Items >>
## start

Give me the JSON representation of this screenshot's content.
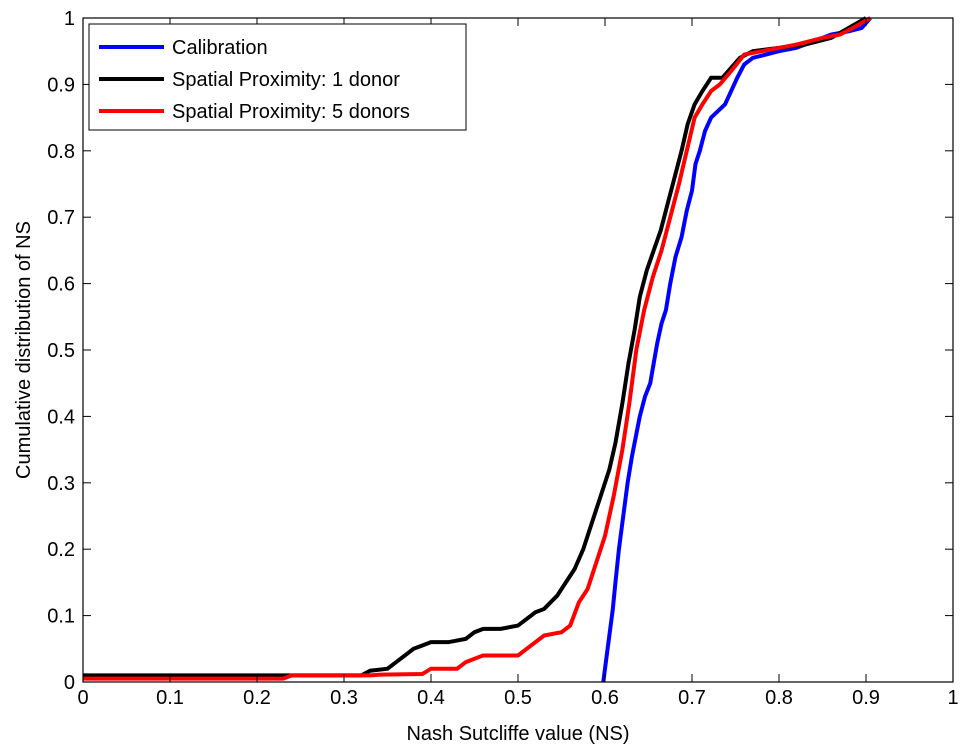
{
  "chart_data": {
    "type": "line",
    "title": "",
    "xlabel": "Nash Sutcliffe value (NS)",
    "ylabel": "Cumulative distribution of NS",
    "xlim": [
      0,
      1
    ],
    "ylim": [
      0,
      1
    ],
    "xticks": [
      0,
      0.1,
      0.2,
      0.3,
      0.4,
      0.5,
      0.6,
      0.7,
      0.8,
      0.9,
      1
    ],
    "xtick_labels": [
      "0",
      "0.1",
      "0.2",
      "0.3",
      "0.4",
      "0.5",
      "0.6",
      "0.7",
      "0.8",
      "0.9",
      "1"
    ],
    "yticks": [
      0,
      0.1,
      0.2,
      0.3,
      0.4,
      0.5,
      0.6,
      0.7,
      0.8,
      0.9,
      1
    ],
    "ytick_labels": [
      "0",
      "0.1",
      "0.2",
      "0.3",
      "0.4",
      "0.5",
      "0.6",
      "0.7",
      "0.8",
      "0.9",
      "1"
    ],
    "grid": false,
    "legend_position": "top-left",
    "series": [
      {
        "name": "Calibration",
        "color": "#0000ff",
        "points": [
          [
            0.598,
            0.0
          ],
          [
            0.6,
            0.02
          ],
          [
            0.603,
            0.05
          ],
          [
            0.606,
            0.08
          ],
          [
            0.609,
            0.11
          ],
          [
            0.612,
            0.15
          ],
          [
            0.616,
            0.2
          ],
          [
            0.621,
            0.25
          ],
          [
            0.626,
            0.3
          ],
          [
            0.631,
            0.34
          ],
          [
            0.637,
            0.38
          ],
          [
            0.64,
            0.4
          ],
          [
            0.646,
            0.43
          ],
          [
            0.652,
            0.45
          ],
          [
            0.656,
            0.48
          ],
          [
            0.66,
            0.51
          ],
          [
            0.665,
            0.54
          ],
          [
            0.67,
            0.56
          ],
          [
            0.675,
            0.6
          ],
          [
            0.681,
            0.64
          ],
          [
            0.688,
            0.67
          ],
          [
            0.694,
            0.71
          ],
          [
            0.7,
            0.74
          ],
          [
            0.704,
            0.78
          ],
          [
            0.709,
            0.8
          ],
          [
            0.715,
            0.83
          ],
          [
            0.722,
            0.85
          ],
          [
            0.73,
            0.86
          ],
          [
            0.738,
            0.87
          ],
          [
            0.745,
            0.89
          ],
          [
            0.752,
            0.91
          ],
          [
            0.76,
            0.93
          ],
          [
            0.77,
            0.94
          ],
          [
            0.785,
            0.945
          ],
          [
            0.8,
            0.95
          ],
          [
            0.82,
            0.955
          ],
          [
            0.84,
            0.965
          ],
          [
            0.86,
            0.975
          ],
          [
            0.88,
            0.98
          ],
          [
            0.895,
            0.985
          ],
          [
            0.905,
            1.0
          ]
        ]
      },
      {
        "name": "Spatial Proximity: 1 donor",
        "color": "#000000",
        "points": [
          [
            0.0,
            0.01
          ],
          [
            0.32,
            0.01
          ],
          [
            0.33,
            0.017
          ],
          [
            0.35,
            0.02
          ],
          [
            0.36,
            0.03
          ],
          [
            0.37,
            0.04
          ],
          [
            0.38,
            0.05
          ],
          [
            0.39,
            0.055
          ],
          [
            0.4,
            0.06
          ],
          [
            0.42,
            0.06
          ],
          [
            0.44,
            0.065
          ],
          [
            0.45,
            0.075
          ],
          [
            0.46,
            0.08
          ],
          [
            0.48,
            0.08
          ],
          [
            0.5,
            0.085
          ],
          [
            0.51,
            0.095
          ],
          [
            0.52,
            0.105
          ],
          [
            0.53,
            0.11
          ],
          [
            0.545,
            0.13
          ],
          [
            0.555,
            0.15
          ],
          [
            0.565,
            0.17
          ],
          [
            0.575,
            0.2
          ],
          [
            0.585,
            0.24
          ],
          [
            0.595,
            0.28
          ],
          [
            0.605,
            0.32
          ],
          [
            0.612,
            0.36
          ],
          [
            0.62,
            0.42
          ],
          [
            0.627,
            0.48
          ],
          [
            0.634,
            0.53
          ],
          [
            0.64,
            0.58
          ],
          [
            0.648,
            0.62
          ],
          [
            0.656,
            0.65
          ],
          [
            0.664,
            0.68
          ],
          [
            0.672,
            0.72
          ],
          [
            0.68,
            0.76
          ],
          [
            0.688,
            0.8
          ],
          [
            0.695,
            0.84
          ],
          [
            0.703,
            0.87
          ],
          [
            0.712,
            0.89
          ],
          [
            0.722,
            0.91
          ],
          [
            0.735,
            0.91
          ],
          [
            0.745,
            0.925
          ],
          [
            0.755,
            0.94
          ],
          [
            0.77,
            0.95
          ],
          [
            0.8,
            0.955
          ],
          [
            0.83,
            0.96
          ],
          [
            0.86,
            0.97
          ],
          [
            0.88,
            0.985
          ],
          [
            0.9,
            1.0
          ]
        ]
      },
      {
        "name": "Spatial Proximity: 5 donors",
        "color": "#ff0000",
        "points": [
          [
            0.0,
            0.005
          ],
          [
            0.23,
            0.005
          ],
          [
            0.24,
            0.01
          ],
          [
            0.33,
            0.01
          ],
          [
            0.34,
            0.011
          ],
          [
            0.39,
            0.012
          ],
          [
            0.4,
            0.02
          ],
          [
            0.43,
            0.02
          ],
          [
            0.44,
            0.03
          ],
          [
            0.45,
            0.035
          ],
          [
            0.46,
            0.04
          ],
          [
            0.5,
            0.04
          ],
          [
            0.51,
            0.05
          ],
          [
            0.52,
            0.06
          ],
          [
            0.53,
            0.07
          ],
          [
            0.55,
            0.075
          ],
          [
            0.56,
            0.085
          ],
          [
            0.57,
            0.12
          ],
          [
            0.58,
            0.14
          ],
          [
            0.59,
            0.18
          ],
          [
            0.6,
            0.22
          ],
          [
            0.61,
            0.28
          ],
          [
            0.62,
            0.35
          ],
          [
            0.628,
            0.42
          ],
          [
            0.636,
            0.5
          ],
          [
            0.645,
            0.56
          ],
          [
            0.655,
            0.61
          ],
          [
            0.665,
            0.65
          ],
          [
            0.675,
            0.7
          ],
          [
            0.685,
            0.75
          ],
          [
            0.694,
            0.8
          ],
          [
            0.703,
            0.85
          ],
          [
            0.712,
            0.87
          ],
          [
            0.722,
            0.89
          ],
          [
            0.732,
            0.9
          ],
          [
            0.745,
            0.92
          ],
          [
            0.76,
            0.945
          ],
          [
            0.78,
            0.95
          ],
          [
            0.82,
            0.96
          ],
          [
            0.85,
            0.97
          ],
          [
            0.87,
            0.975
          ],
          [
            0.885,
            0.985
          ],
          [
            0.905,
            1.0
          ]
        ]
      }
    ]
  }
}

## end

Copy each line from the data above that includes "color".

        "color": "#0000ff",
        "color": "#000000",
        "color": "#ff0000",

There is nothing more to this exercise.